**Exercise task:**
Search the listing for the string "will" and copy every line that contains it.

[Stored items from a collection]

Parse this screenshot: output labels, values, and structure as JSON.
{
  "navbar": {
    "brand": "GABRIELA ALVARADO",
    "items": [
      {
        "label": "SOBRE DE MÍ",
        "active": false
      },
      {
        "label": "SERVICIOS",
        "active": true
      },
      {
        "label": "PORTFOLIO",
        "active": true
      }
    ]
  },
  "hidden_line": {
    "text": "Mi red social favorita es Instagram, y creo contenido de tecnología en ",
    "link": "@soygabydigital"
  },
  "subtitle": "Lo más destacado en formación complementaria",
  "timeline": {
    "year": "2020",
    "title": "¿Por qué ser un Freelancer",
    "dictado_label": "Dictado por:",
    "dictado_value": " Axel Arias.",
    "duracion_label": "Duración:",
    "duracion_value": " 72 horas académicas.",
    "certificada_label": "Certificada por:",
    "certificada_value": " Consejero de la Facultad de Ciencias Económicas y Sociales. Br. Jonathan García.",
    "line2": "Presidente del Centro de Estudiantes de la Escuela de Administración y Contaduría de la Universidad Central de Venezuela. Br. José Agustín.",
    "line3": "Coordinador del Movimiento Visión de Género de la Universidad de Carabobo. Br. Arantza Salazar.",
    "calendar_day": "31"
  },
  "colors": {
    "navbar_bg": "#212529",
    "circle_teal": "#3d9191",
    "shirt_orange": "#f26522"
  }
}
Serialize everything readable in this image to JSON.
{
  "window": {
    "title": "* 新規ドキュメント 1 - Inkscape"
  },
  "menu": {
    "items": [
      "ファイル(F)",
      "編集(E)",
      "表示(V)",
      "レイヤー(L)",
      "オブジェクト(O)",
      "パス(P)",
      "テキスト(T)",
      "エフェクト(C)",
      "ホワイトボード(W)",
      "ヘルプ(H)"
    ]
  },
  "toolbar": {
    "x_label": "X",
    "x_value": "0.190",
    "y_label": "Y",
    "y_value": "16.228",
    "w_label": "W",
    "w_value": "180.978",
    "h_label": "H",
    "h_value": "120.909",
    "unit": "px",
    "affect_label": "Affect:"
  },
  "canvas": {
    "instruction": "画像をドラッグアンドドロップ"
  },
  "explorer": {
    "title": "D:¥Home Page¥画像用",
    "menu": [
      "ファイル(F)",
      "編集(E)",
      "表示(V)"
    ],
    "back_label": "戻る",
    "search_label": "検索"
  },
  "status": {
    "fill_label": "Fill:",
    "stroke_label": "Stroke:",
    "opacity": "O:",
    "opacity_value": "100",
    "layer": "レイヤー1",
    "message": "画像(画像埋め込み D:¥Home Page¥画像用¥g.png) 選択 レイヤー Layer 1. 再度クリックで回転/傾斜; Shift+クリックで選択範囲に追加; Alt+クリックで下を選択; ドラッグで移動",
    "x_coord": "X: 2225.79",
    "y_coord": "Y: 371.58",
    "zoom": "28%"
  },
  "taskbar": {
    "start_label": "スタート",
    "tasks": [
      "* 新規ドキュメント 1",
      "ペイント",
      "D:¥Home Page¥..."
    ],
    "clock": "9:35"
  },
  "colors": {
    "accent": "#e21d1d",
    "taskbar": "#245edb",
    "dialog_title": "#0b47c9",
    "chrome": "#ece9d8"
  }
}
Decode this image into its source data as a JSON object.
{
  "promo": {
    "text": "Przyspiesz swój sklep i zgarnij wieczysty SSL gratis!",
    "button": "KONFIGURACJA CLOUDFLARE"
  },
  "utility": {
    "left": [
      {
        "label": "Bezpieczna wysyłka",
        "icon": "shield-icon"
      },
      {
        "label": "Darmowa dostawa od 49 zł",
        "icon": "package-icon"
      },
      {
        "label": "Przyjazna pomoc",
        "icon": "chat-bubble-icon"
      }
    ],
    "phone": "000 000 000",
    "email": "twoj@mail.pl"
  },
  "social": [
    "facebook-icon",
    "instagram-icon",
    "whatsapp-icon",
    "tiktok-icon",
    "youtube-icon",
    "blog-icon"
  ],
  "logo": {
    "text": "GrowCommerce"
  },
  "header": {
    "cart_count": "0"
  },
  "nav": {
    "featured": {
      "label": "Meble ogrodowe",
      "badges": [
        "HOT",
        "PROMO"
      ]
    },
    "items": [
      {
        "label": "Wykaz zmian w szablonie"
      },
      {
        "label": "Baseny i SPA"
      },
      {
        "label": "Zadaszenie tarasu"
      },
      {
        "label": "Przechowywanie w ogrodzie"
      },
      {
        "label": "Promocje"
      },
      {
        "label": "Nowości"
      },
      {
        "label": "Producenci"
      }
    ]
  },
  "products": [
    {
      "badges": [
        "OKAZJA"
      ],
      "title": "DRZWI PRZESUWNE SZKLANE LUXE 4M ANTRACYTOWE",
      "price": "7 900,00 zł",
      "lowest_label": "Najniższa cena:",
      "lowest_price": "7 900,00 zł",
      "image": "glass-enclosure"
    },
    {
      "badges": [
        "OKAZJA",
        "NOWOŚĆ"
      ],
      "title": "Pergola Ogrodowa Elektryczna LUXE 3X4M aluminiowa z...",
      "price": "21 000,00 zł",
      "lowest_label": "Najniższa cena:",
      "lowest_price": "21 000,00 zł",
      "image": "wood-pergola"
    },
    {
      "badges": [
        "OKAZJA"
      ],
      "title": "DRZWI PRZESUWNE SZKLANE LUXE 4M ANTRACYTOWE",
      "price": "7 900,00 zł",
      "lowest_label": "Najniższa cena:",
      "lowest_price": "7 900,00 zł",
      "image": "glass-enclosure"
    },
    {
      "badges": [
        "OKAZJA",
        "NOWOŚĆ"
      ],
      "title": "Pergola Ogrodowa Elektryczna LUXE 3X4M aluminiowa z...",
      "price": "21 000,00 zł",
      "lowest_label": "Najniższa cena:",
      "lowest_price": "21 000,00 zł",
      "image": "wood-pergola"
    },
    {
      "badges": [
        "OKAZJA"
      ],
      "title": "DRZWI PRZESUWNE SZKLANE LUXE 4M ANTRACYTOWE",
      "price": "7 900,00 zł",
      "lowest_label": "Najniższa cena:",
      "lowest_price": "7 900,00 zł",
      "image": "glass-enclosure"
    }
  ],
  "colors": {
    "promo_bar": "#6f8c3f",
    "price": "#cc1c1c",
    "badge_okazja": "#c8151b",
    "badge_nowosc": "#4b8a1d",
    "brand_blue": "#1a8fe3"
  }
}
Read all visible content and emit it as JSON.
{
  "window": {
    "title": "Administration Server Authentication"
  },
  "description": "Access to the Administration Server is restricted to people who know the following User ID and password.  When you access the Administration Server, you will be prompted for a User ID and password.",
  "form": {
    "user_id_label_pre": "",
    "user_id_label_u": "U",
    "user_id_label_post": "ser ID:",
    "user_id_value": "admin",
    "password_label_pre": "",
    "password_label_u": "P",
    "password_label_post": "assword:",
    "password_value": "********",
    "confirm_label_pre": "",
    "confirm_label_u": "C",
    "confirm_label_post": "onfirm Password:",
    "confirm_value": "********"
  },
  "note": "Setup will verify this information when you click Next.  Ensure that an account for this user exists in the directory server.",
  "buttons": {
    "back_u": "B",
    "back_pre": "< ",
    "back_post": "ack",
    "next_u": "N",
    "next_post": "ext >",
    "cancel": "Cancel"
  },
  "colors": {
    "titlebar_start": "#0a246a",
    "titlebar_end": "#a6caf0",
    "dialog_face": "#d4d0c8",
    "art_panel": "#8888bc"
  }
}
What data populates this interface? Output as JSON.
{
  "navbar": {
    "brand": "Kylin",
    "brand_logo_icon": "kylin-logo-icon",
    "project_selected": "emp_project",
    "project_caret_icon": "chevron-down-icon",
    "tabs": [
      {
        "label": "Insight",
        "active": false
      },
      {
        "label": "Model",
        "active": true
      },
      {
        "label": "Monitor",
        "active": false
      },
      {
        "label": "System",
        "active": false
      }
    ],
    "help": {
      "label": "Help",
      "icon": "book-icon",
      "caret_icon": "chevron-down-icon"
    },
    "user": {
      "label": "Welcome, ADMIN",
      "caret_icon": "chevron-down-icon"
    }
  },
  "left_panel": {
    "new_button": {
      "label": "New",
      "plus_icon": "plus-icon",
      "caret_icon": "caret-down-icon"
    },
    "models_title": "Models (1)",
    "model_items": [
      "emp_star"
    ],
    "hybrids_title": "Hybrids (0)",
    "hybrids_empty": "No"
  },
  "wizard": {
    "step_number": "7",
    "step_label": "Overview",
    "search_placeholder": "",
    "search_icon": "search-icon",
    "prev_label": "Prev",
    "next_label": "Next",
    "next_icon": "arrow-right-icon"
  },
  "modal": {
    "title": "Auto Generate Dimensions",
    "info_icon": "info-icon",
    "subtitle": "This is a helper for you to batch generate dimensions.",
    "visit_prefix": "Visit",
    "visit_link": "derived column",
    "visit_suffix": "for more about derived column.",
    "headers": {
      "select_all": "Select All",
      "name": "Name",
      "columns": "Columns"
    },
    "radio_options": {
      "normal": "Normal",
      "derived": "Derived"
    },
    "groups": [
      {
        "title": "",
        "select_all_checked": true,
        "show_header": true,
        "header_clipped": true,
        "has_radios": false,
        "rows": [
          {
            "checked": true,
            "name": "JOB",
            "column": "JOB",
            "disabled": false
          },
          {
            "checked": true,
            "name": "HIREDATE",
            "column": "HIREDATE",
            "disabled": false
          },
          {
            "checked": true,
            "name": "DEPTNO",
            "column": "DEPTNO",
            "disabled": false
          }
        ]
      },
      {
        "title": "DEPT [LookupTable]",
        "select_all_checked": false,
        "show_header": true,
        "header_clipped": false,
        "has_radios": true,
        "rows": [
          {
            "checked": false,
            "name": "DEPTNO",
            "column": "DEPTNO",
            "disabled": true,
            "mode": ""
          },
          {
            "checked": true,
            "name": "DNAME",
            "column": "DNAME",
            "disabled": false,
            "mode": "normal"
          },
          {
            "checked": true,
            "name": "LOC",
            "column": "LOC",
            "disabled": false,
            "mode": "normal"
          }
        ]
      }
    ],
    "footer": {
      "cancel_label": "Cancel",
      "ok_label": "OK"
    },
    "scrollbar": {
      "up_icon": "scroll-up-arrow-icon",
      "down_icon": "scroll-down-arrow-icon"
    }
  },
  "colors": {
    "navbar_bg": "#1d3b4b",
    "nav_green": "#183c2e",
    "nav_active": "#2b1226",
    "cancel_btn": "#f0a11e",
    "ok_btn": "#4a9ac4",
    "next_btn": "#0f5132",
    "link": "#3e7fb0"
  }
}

**Result of the exercise:**
  "description": "Access to the Administration Server is restricted to people who know the following User ID and password.  When you access the Administration Server, you will be prompted for a User ID and password.",
  "note": "Setup will verify this information when you click Next.  Ensure that an account for this user exists in the directory server.",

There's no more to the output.